[Start DATA SUPPLIED]

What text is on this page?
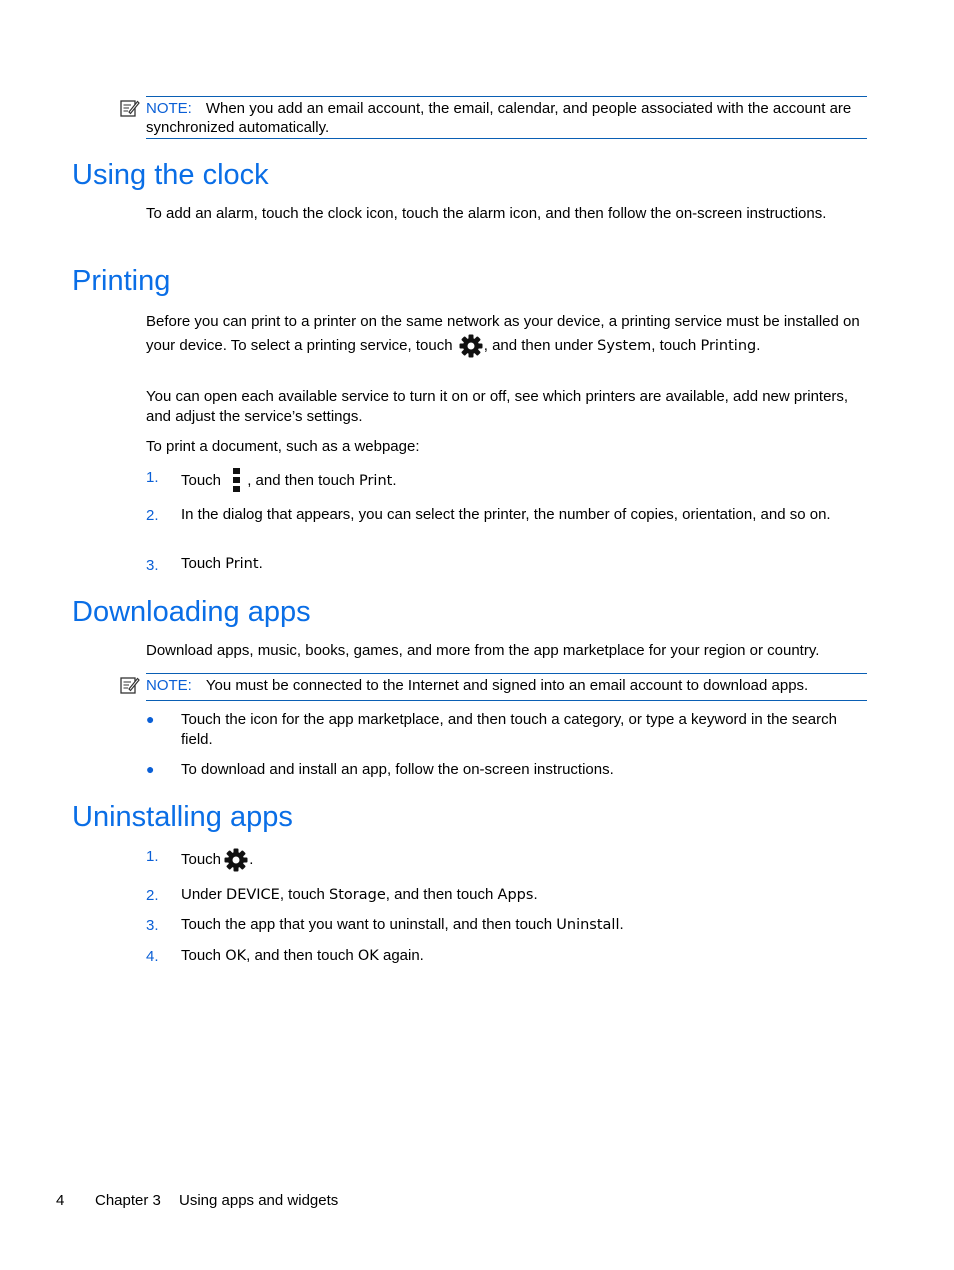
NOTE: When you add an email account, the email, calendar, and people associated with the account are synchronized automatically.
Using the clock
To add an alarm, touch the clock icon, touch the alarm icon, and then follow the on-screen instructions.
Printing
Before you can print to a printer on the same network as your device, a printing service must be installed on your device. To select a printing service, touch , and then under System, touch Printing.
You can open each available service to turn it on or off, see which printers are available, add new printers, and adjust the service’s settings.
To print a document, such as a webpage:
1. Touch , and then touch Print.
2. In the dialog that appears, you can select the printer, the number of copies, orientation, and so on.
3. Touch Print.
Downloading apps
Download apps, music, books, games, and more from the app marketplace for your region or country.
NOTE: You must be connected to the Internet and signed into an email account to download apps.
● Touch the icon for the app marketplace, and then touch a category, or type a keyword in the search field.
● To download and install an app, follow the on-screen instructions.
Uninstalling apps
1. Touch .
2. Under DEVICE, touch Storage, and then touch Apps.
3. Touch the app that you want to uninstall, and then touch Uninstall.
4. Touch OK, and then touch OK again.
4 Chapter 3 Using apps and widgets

[End DATA SUPPLIED]

### AIM OF THE EXERCISE:
Write out each entry exactly as given, but skip the pictures.

### REPLY:
What text is on this page?
NOTE: When you add an email account, the email, calendar, and people associated with the account are synchronized automatically.
Using the clock
To add an alarm, touch the clock icon, touch the alarm icon, and then follow the on-screen instructions.
Printing
Before you can print to a printer on the same network as your device, a printing service must be installed on your device. To select a printing service, touch , and then under System, touch Printing.
You can open each available service to turn it on or off, see which printers are available, add new printers, and adjust the service’s settings.
To print a document, such as a webpage:
1. Touch , and then touch Print.
2. In the dialog that appears, you can select the printer, the number of copies, orientation, and so on.
3. Touch Print.
Downloading apps
Download apps, music, books, games, and more from the app marketplace for your region or country.
NOTE: You must be connected to the Internet and signed into an email account to download apps.
● Touch the icon for the app marketplace, and then touch a category, or type a keyword in the search field.
● To download and install an app, follow the on-screen instructions.
Uninstalling apps
1. Touch .
2. Under DEVICE, touch Storage, and then touch Apps.
3. Touch the app that you want to uninstall, and then touch Uninstall.
4. Touch OK, and then touch OK again.
4 Chapter 3 Using apps and widgets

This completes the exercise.